## Task directions
Exclude the pictures and reproduce the remaining data exactly as written.

## Data provided
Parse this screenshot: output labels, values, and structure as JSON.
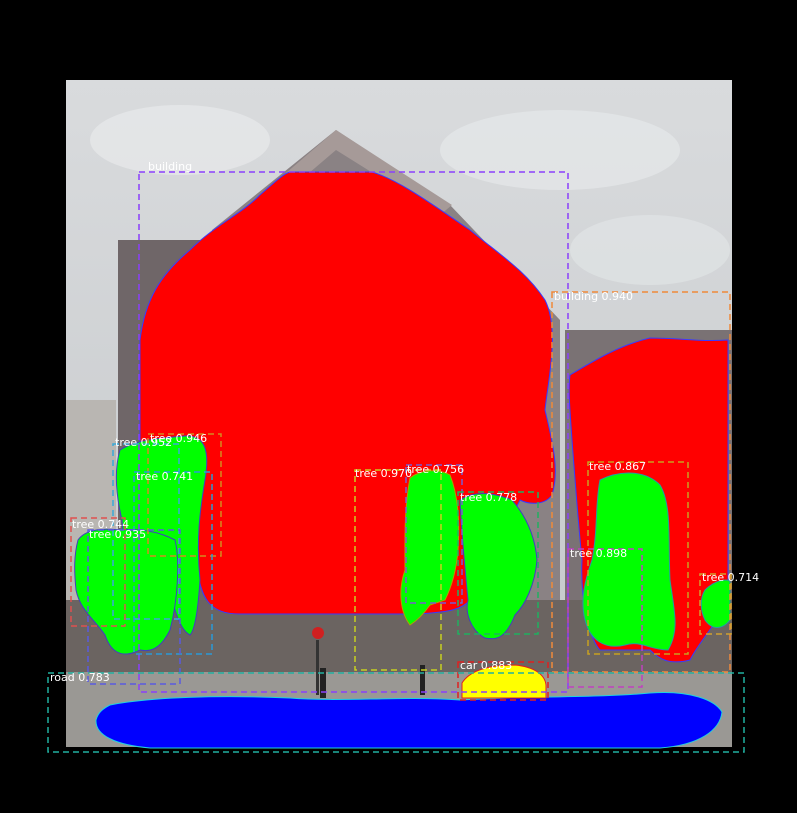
{
  "scene": {
    "kind": "instance-segmentation-output",
    "colors": {
      "background": "#000000",
      "building_mask": "#ff0000",
      "tree_mask": "#00ff00",
      "road_mask": "#0000ff",
      "car_mask": "#ffff00",
      "label_text": "#ffffff"
    }
  },
  "detections": [
    {
      "id": "building-1",
      "label": "building",
      "score": "",
      "color": "#8a3ffc"
    },
    {
      "id": "building-2",
      "label": "building 0.940",
      "score": "0.940",
      "color": "#f08a3a"
    },
    {
      "id": "tree-1",
      "label": "tree 0.946",
      "score": "0.946",
      "color": "#d48a20"
    },
    {
      "id": "tree-2",
      "label": "tree 0.952",
      "score": "0.952",
      "color": "#3aa8d8"
    },
    {
      "id": "tree-3",
      "label": "tree 0.741",
      "score": "0.741",
      "color": "#2a9ad8"
    },
    {
      "id": "tree-4",
      "label": "tree 0.744",
      "score": "0.744",
      "color": "#e05050"
    },
    {
      "id": "tree-5",
      "label": "tree 0.935",
      "score": "0.935",
      "color": "#5a5ae0"
    },
    {
      "id": "tree-6",
      "label": "tree 0.970",
      "score": "0.970",
      "color": "#c8d020"
    },
    {
      "id": "tree-7",
      "label": "tree 0.756",
      "score": "0.756",
      "color": "#7a5ad0"
    },
    {
      "id": "tree-8",
      "label": "tree 0.778",
      "score": "0.778",
      "color": "#20b060"
    },
    {
      "id": "tree-9",
      "label": "tree 0.867",
      "score": "0.867",
      "color": "#c8a020"
    },
    {
      "id": "tree-10",
      "label": "tree 0.898",
      "score": "0.898",
      "color": "#c040c0"
    },
    {
      "id": "tree-11",
      "label": "tree 0.714",
      "score": "0.714",
      "color": "#d0a030"
    },
    {
      "id": "car-1",
      "label": "car 0.883",
      "score": "0.883",
      "color": "#e02020"
    },
    {
      "id": "road-1",
      "label": "road 0.783",
      "score": "0.783",
      "color": "#20b0a0"
    }
  ]
}
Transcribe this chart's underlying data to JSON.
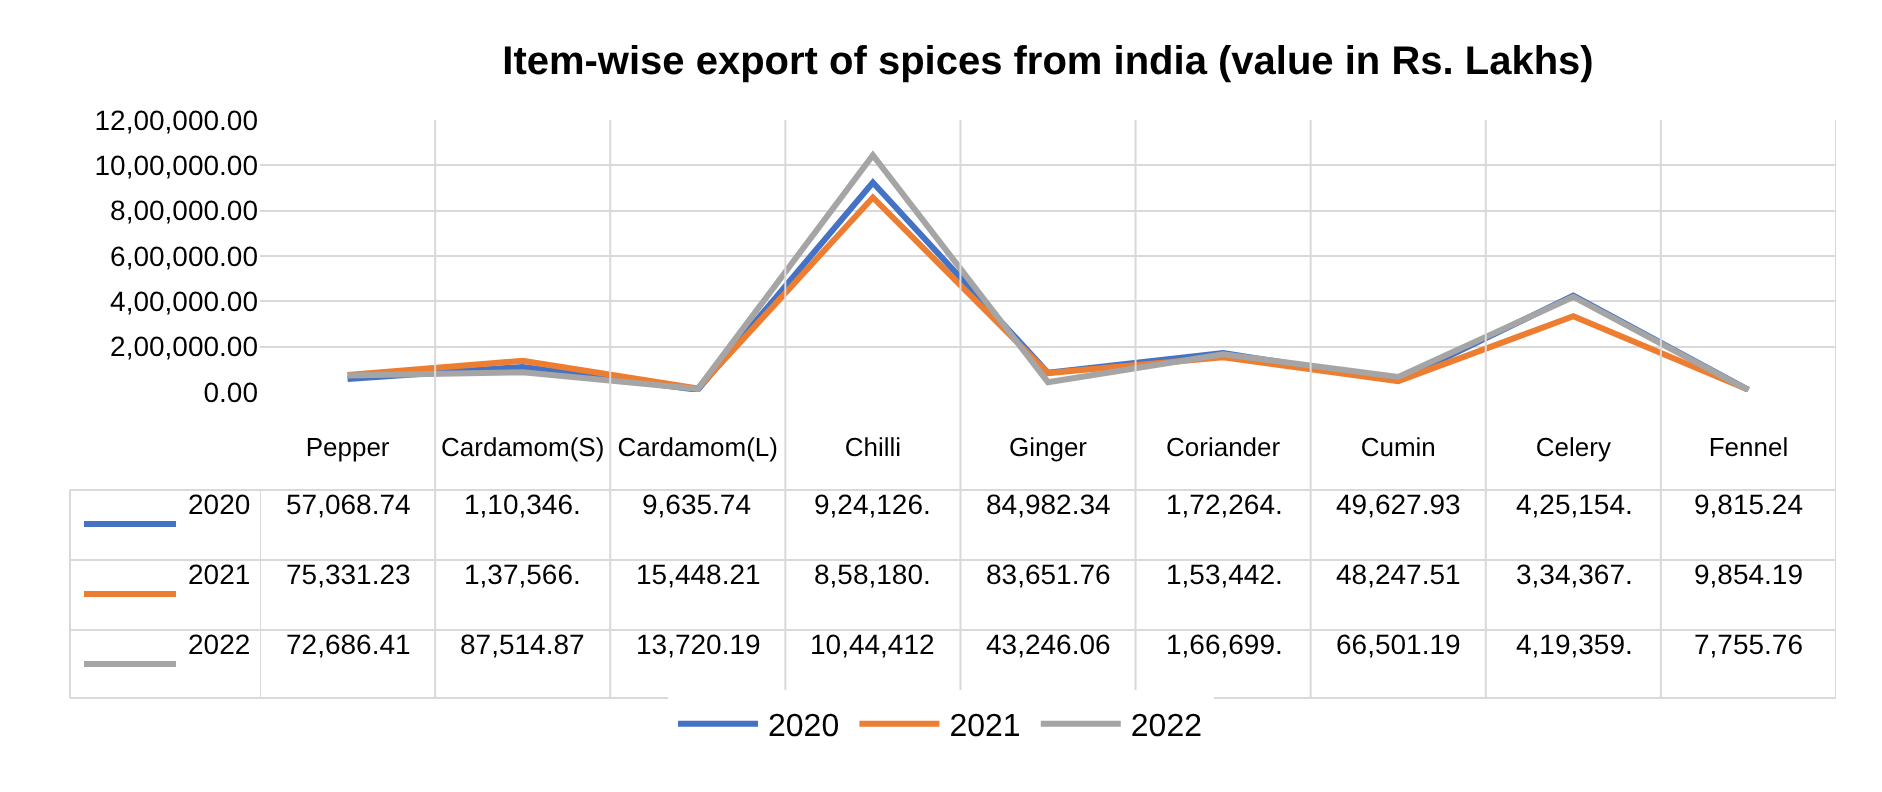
{
  "chart_data": {
    "type": "line",
    "title": "Item-wise export of spices from india (value in Rs. Lakhs)",
    "categories": [
      "Pepper",
      "Cardamom(S)",
      "Cardamom(L)",
      "Chilli",
      "Ginger",
      "Coriander",
      "Cumin",
      "Celery",
      "Fennel"
    ],
    "series": [
      {
        "name": "2020",
        "color": "#4472c4",
        "values": [
          57068.74,
          110346,
          9635.74,
          924126,
          84982.34,
          172264,
          49627.93,
          425154,
          9815.24
        ],
        "value_labels": [
          "57,068.74",
          "1,10,346.",
          "9,635.74",
          "9,24,126.",
          "84,982.34",
          "1,72,264.",
          "49,627.93",
          "4,25,154.",
          "9,815.24"
        ]
      },
      {
        "name": "2021",
        "color": "#ed7d31",
        "values": [
          75331.23,
          137566,
          15448.21,
          858180,
          83651.76,
          153442,
          48247.51,
          334367,
          9854.19
        ],
        "value_labels": [
          "75,331.23",
          "1,37,566.",
          "15,448.21",
          "8,58,180.",
          "83,651.76",
          "1,53,442.",
          "48,247.51",
          "3,34,367.",
          "9,854.19"
        ]
      },
      {
        "name": "2022",
        "color": "#a5a5a5",
        "values": [
          72686.41,
          87514.87,
          13720.19,
          1044412,
          43246.06,
          166699,
          66501.19,
          419359,
          7755.76
        ],
        "value_labels": [
          "72,686.41",
          "87,514.87",
          "13,720.19",
          "10,44,412",
          "43,246.06",
          "1,66,699.",
          "66,501.19",
          "4,19,359.",
          "7,755.76"
        ]
      }
    ],
    "ylim": [
      0,
      1200000
    ],
    "yticks": [
      {
        "value": 0,
        "label": "0.00"
      },
      {
        "value": 200000,
        "label": "2,00,000.00"
      },
      {
        "value": 400000,
        "label": "4,00,000.00"
      },
      {
        "value": 600000,
        "label": "6,00,000.00"
      },
      {
        "value": 800000,
        "label": "8,00,000.00"
      },
      {
        "value": 1000000,
        "label": "10,00,000.00"
      },
      {
        "value": 1200000,
        "label": "12,00,000.00"
      }
    ],
    "grid": "y",
    "legend": "bottom",
    "marker": "none",
    "line_style": "solid"
  }
}
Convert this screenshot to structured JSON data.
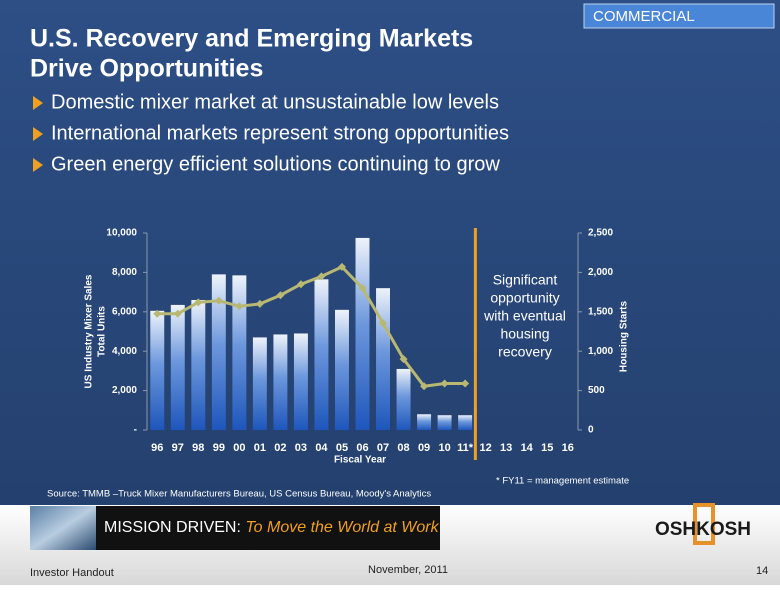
{
  "slide": {
    "badge": "COMMERCIAL",
    "title": [
      "U.S. Recovery and Emerging Markets",
      "Drive Opportunities"
    ],
    "bullets": [
      "Domestic mixer market at unsustainable low levels",
      "International markets represent strong opportunities",
      "Green energy efficient solutions continuing to grow"
    ],
    "source": "Source: TMMB –Truck Mixer Manufacturers Bureau,  US Census Bureau, Moody's Analytics",
    "footnote": "* FY11  = management estimate",
    "banner": {
      "lead": "MISSION DRIVEN:",
      "tagline": "To Move the World at Work"
    },
    "logo": "OSHKOSH",
    "footer": {
      "left": "Investor Handout",
      "center": "November, 2011",
      "page": "14"
    }
  },
  "chart_data": {
    "type": "bar_line",
    "categories": [
      "96",
      "97",
      "98",
      "99",
      "00",
      "01",
      "02",
      "03",
      "04",
      "05",
      "06",
      "07",
      "08",
      "09",
      "10",
      "11*",
      "12",
      "13",
      "14",
      "15",
      "16"
    ],
    "xlabel": "Fiscal Year",
    "ylabel": [
      "US Industry Mixer Sales",
      "Total Units"
    ],
    "y2label": "Housing Starts",
    "annotation": [
      "Significant",
      "opportunity",
      "with eventual",
      "housing",
      "recovery"
    ],
    "series": [
      {
        "type": "bar",
        "color": "#2a62c4",
        "values": [
          6050,
          6350,
          6600,
          7900,
          7850,
          4700,
          4850,
          4900,
          7650,
          6100,
          9750,
          7200,
          3100,
          800,
          750,
          750,
          null,
          null,
          null,
          null,
          null
        ]
      },
      {
        "type": "line",
        "axis": "y2",
        "color": "#b8b872",
        "values": [
          1475,
          1475,
          1620,
          1640,
          1570,
          1600,
          1710,
          1850,
          1950,
          2070,
          1800,
          1355,
          900,
          555,
          590,
          590,
          null,
          null,
          null,
          null,
          null
        ]
      }
    ],
    "ylim": [
      0,
      10000
    ],
    "yticks": [
      {
        "value": 0,
        "label": "-"
      },
      {
        "value": 2000,
        "label": "2,000"
      },
      {
        "value": 4000,
        "label": "4,000"
      },
      {
        "value": 6000,
        "label": "6,000"
      },
      {
        "value": 8000,
        "label": "8,000"
      },
      {
        "value": 10000,
        "label": "10,000"
      }
    ],
    "y2lim": [
      0,
      2500
    ],
    "y2ticks": [
      0,
      500,
      {
        "value": 1000,
        "label": "1,000"
      },
      {
        "value": 1500,
        "label": "1,500"
      },
      {
        "value": 2000,
        "label": "2,000"
      },
      {
        "value": 2500,
        "label": "2,500"
      }
    ]
  }
}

## Reply
Parse this screenshot: output labels, values, and structure as JSON.
{
  "scene": {
    "kind": "instance-segmentation-output",
    "colors": {
      "background": "#000000",
      "building_mask": "#ff0000",
      "tree_mask": "#00ff00",
      "road_mask": "#0000ff",
      "car_mask": "#ffff00",
      "label_text": "#ffffff"
    }
  },
  "detections": [
    {
      "id": "building-1",
      "label": "building",
      "score": "",
      "color": "#8a3ffc"
    },
    {
      "id": "building-2",
      "label": "building 0.940",
      "score": "0.940",
      "color": "#f08a3a"
    },
    {
      "id": "tree-1",
      "label": "tree 0.946",
      "score": "0.946",
      "color": "#d48a20"
    },
    {
      "id": "tree-2",
      "label": "tree 0.952",
      "score": "0.952",
      "color": "#3aa8d8"
    },
    {
      "id": "tree-3",
      "label": "tree 0.741",
      "score": "0.741",
      "color": "#2a9ad8"
    },
    {
      "id": "tree-4",
      "label": "tree 0.744",
      "score": "0.744",
      "color": "#e05050"
    },
    {
      "id": "tree-5",
      "label": "tree 0.935",
      "score": "0.935",
      "color": "#5a5ae0"
    },
    {
      "id": "tree-6",
      "label": "tree 0.970",
      "score": "0.970",
      "color": "#c8d020"
    },
    {
      "id": "tree-7",
      "label": "tree 0.756",
      "score": "0.756",
      "color": "#7a5ad0"
    },
    {
      "id": "tree-8",
      "label": "tree 0.778",
      "score": "0.778",
      "color": "#20b060"
    },
    {
      "id": "tree-9",
      "label": "tree 0.867",
      "score": "0.867",
      "color": "#c8a020"
    },
    {
      "id": "tree-10",
      "label": "tree 0.898",
      "score": "0.898",
      "color": "#c040c0"
    },
    {
      "id": "tree-11",
      "label": "tree 0.714",
      "score": "0.714",
      "color": "#d0a030"
    },
    {
      "id": "car-1",
      "label": "car 0.883",
      "score": "0.883",
      "color": "#e02020"
    },
    {
      "id": "road-1",
      "label": "road 0.783",
      "score": "0.783",
      "color": "#20b0a0"
    }
  ]
}
Transcribe this chart's underlying data to JSON.
{
  "chart_data": {
    "type": "line",
    "title": "Item-wise export of spices from india (value in Rs. Lakhs)",
    "categories": [
      "Pepper",
      "Cardamom(S)",
      "Cardamom(L)",
      "Chilli",
      "Ginger",
      "Coriander",
      "Cumin",
      "Celery",
      "Fennel"
    ],
    "series": [
      {
        "name": "2020",
        "color": "#4472c4",
        "values": [
          57068.74,
          110346,
          9635.74,
          924126,
          84982.34,
          172264,
          49627.93,
          425154,
          9815.24
        ],
        "value_labels": [
          "57,068.74",
          "1,10,346.",
          "9,635.74",
          "9,24,126.",
          "84,982.34",
          "1,72,264.",
          "49,627.93",
          "4,25,154.",
          "9,815.24"
        ]
      },
      {
        "name": "2021",
        "color": "#ed7d31",
        "values": [
          75331.23,
          137566,
          15448.21,
          858180,
          83651.76,
          153442,
          48247.51,
          334367,
          9854.19
        ],
        "value_labels": [
          "75,331.23",
          "1,37,566.",
          "15,448.21",
          "8,58,180.",
          "83,651.76",
          "1,53,442.",
          "48,247.51",
          "3,34,367.",
          "9,854.19"
        ]
      },
      {
        "name": "2022",
        "color": "#a5a5a5",
        "values": [
          72686.41,
          87514.87,
          13720.19,
          1044412,
          43246.06,
          166699,
          66501.19,
          419359,
          7755.76
        ],
        "value_labels": [
          "72,686.41",
          "87,514.87",
          "13,720.19",
          "10,44,412",
          "43,246.06",
          "1,66,699.",
          "66,501.19",
          "4,19,359.",
          "7,755.76"
        ]
      }
    ],
    "ylim": [
      0,
      1200000
    ],
    "yticks": [
      {
        "value": 0,
        "label": "0.00"
      },
      {
        "value": 200000,
        "label": "2,00,000.00"
      },
      {
        "value": 400000,
        "label": "4,00,000.00"
      },
      {
        "value": 600000,
        "label": "6,00,000.00"
      },
      {
        "value": 800000,
        "label": "8,00,000.00"
      },
      {
        "value": 1000000,
        "label": "10,00,000.00"
      },
      {
        "value": 1200000,
        "label": "12,00,000.00"
      }
    ],
    "grid": "y",
    "legend": "bottom",
    "marker": "none",
    "line_style": "solid"
  }
}
Convert this screenshot to structured JSON data.
{
  "slide": {
    "badge": "COMMERCIAL",
    "title": [
      "U.S. Recovery and Emerging Markets",
      "Drive Opportunities"
    ],
    "bullets": [
      "Domestic mixer market at unsustainable low levels",
      "International markets represent strong opportunities",
      "Green energy efficient solutions continuing to grow"
    ],
    "source": "Source: TMMB –Truck Mixer Manufacturers Bureau,  US Census Bureau, Moody's Analytics",
    "footnote": "* FY11  = management estimate",
    "banner": {
      "lead": "MISSION DRIVEN:",
      "tagline": "To Move the World at Work"
    },
    "logo": "OSHKOSH",
    "footer": {
      "left": "Investor Handout",
      "center": "November, 2011",
      "page": "14"
    }
  },
  "chart_data": {
    "type": "bar_line",
    "categories": [
      "96",
      "97",
      "98",
      "99",
      "00",
      "01",
      "02",
      "03",
      "04",
      "05",
      "06",
      "07",
      "08",
      "09",
      "10",
      "11*",
      "12",
      "13",
      "14",
      "15",
      "16"
    ],
    "xlabel": "Fiscal Year",
    "ylabel": [
      "US Industry Mixer Sales",
      "Total Units"
    ],
    "y2label": "Housing Starts",
    "annotation": [
      "Significant",
      "opportunity",
      "with eventual",
      "housing",
      "recovery"
    ],
    "series": [
      {
        "type": "bar",
        "color": "#2a62c4",
        "values": [
          6050,
          6350,
          6600,
          7900,
          7850,
          4700,
          4850,
          4900,
          7650,
          6100,
          9750,
          7200,
          3100,
          800,
          750,
          750,
          null,
          null,
          null,
          null,
          null
        ]
      },
      {
        "type": "line",
        "axis": "y2",
        "color": "#b8b872",
        "values": [
          1475,
          1475,
          1620,
          1640,
          1570,
          1600,
          1710,
          1850,
          1950,
          2070,
          1800,
          1355,
          900,
          555,
          590,
          590,
          null,
          null,
          null,
          null,
          null
        ]
      }
    ],
    "ylim": [
      0,
      10000
    ],
    "yticks": [
      {
        "value": 0,
        "label": "-"
      },
      {
        "value": 2000,
        "label": "2,000"
      },
      {
        "value": 4000,
        "label": "4,000"
      },
      {
        "value": 6000,
        "label": "6,000"
      },
      {
        "value": 8000,
        "label": "8,000"
      },
      {
        "value": 10000,
        "label": "10,000"
      }
    ],
    "y2lim": [
      0,
      2500
    ],
    "y2ticks": [
      0,
      500,
      {
        "value": 1000,
        "label": "1,000"
      },
      {
        "value": 1500,
        "label": "1,500"
      },
      {
        "value": 2000,
        "label": "2,000"
      },
      {
        "value": 2500,
        "label": "2,500"
      }
    ]
  }
}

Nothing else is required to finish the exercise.